A block of data:
-- begin --

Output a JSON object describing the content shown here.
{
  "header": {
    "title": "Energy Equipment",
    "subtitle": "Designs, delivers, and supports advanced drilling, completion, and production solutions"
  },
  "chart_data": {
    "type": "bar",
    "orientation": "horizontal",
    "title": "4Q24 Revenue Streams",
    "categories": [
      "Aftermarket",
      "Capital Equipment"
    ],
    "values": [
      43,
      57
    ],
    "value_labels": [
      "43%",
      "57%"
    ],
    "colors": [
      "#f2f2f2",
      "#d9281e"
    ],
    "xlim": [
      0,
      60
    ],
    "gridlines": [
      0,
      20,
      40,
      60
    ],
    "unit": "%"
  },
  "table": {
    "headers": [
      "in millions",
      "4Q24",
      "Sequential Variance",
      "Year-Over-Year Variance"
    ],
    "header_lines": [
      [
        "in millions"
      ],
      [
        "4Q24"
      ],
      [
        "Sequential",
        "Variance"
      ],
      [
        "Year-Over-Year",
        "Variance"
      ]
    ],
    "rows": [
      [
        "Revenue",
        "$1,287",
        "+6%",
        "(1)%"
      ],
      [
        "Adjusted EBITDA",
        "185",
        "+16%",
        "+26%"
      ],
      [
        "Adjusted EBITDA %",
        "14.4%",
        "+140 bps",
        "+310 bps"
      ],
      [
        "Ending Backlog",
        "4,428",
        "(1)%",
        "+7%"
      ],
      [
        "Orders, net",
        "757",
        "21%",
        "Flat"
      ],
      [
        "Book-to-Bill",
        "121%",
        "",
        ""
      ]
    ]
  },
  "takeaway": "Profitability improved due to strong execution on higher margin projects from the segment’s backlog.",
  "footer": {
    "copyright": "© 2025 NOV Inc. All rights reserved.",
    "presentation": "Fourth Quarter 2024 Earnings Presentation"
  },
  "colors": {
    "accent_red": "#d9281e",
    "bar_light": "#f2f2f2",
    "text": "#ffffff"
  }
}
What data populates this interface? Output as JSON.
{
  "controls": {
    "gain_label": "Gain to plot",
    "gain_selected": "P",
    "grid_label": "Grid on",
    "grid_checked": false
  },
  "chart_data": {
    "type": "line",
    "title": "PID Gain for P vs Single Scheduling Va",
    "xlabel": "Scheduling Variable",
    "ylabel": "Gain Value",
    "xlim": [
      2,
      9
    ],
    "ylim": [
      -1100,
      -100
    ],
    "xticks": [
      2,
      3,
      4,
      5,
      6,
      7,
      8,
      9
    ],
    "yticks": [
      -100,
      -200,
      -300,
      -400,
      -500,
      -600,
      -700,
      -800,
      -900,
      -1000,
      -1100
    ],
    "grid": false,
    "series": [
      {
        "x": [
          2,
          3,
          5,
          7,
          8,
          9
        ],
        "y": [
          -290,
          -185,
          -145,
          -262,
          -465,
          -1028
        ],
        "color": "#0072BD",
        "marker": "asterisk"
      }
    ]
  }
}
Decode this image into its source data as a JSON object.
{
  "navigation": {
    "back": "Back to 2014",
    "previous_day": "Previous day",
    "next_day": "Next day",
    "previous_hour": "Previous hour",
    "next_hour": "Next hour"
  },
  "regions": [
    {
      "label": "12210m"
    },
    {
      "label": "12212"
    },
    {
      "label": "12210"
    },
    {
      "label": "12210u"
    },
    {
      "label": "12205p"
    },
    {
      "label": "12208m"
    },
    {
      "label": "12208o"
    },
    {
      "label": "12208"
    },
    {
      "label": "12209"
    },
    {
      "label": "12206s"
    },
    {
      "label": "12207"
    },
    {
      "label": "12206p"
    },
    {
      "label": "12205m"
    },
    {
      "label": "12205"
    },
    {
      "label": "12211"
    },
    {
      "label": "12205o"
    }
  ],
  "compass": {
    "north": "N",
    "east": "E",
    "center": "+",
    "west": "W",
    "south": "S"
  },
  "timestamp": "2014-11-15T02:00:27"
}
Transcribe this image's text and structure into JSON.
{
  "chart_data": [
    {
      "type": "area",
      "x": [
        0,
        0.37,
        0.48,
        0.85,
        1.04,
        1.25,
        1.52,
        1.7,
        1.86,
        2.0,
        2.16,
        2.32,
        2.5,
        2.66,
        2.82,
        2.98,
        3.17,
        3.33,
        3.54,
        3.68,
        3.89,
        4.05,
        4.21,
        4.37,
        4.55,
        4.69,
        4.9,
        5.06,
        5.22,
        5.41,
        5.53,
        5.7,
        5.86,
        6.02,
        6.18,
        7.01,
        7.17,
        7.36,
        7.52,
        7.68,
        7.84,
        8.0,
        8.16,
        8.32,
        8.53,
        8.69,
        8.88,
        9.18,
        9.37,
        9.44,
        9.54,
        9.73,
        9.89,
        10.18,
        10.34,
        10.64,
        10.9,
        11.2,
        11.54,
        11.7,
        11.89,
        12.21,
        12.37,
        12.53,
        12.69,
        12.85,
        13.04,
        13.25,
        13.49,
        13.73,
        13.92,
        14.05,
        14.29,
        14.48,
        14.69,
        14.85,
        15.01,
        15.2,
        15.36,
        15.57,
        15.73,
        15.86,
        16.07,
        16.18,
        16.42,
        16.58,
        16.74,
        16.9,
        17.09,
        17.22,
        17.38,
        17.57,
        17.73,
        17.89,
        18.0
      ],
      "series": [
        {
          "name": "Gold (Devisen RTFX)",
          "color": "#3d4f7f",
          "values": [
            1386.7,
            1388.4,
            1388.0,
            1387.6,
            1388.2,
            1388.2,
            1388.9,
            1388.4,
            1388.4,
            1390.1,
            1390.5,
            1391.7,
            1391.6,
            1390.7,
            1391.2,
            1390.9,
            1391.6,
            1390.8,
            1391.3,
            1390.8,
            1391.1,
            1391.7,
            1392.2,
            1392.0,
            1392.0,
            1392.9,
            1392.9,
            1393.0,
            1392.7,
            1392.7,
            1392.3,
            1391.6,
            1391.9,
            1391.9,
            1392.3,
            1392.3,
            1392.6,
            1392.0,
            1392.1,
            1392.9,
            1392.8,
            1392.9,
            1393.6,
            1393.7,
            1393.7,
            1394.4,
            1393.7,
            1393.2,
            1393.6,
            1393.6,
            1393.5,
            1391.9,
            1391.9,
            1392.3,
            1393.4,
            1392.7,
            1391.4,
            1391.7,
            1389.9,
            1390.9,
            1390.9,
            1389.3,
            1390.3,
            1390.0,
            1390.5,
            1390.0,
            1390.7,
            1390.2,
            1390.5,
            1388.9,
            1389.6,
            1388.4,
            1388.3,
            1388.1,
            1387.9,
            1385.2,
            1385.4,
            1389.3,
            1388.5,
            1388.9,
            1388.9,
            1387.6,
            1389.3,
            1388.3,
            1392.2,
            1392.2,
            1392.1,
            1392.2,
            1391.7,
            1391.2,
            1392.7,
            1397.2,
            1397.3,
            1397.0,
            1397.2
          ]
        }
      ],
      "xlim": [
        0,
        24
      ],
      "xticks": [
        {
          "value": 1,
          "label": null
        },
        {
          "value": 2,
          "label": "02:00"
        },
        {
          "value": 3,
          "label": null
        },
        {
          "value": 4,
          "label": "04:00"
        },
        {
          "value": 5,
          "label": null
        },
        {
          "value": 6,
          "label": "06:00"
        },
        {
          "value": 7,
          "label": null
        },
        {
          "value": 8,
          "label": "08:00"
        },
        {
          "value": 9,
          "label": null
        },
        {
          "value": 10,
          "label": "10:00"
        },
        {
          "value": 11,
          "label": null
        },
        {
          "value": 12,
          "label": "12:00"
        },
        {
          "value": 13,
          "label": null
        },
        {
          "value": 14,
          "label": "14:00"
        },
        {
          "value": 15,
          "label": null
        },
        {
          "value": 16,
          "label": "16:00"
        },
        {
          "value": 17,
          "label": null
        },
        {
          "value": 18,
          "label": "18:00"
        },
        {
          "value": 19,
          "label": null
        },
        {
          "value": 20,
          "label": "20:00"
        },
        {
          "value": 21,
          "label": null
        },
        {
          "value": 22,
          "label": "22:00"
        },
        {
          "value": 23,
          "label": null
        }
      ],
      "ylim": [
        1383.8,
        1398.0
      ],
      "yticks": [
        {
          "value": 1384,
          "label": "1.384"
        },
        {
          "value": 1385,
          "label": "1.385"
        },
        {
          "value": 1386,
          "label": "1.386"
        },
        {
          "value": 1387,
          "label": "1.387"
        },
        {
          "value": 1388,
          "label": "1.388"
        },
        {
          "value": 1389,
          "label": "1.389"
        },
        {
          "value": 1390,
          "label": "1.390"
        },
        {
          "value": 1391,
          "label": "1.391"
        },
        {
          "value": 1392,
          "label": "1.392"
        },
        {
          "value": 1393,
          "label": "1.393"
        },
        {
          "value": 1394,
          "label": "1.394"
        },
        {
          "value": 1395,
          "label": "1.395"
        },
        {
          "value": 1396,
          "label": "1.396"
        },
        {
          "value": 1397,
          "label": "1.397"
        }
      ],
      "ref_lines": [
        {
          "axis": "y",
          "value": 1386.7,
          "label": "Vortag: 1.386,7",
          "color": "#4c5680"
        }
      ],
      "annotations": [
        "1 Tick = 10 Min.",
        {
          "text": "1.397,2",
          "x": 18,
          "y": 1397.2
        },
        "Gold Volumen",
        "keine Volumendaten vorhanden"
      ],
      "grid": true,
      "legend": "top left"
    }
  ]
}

-- end --

WHAT TO WORK ON: Every line that holds the word "Equipment" counts once; state the total number of such lines and nothing else.

CORRECT RESULT: 2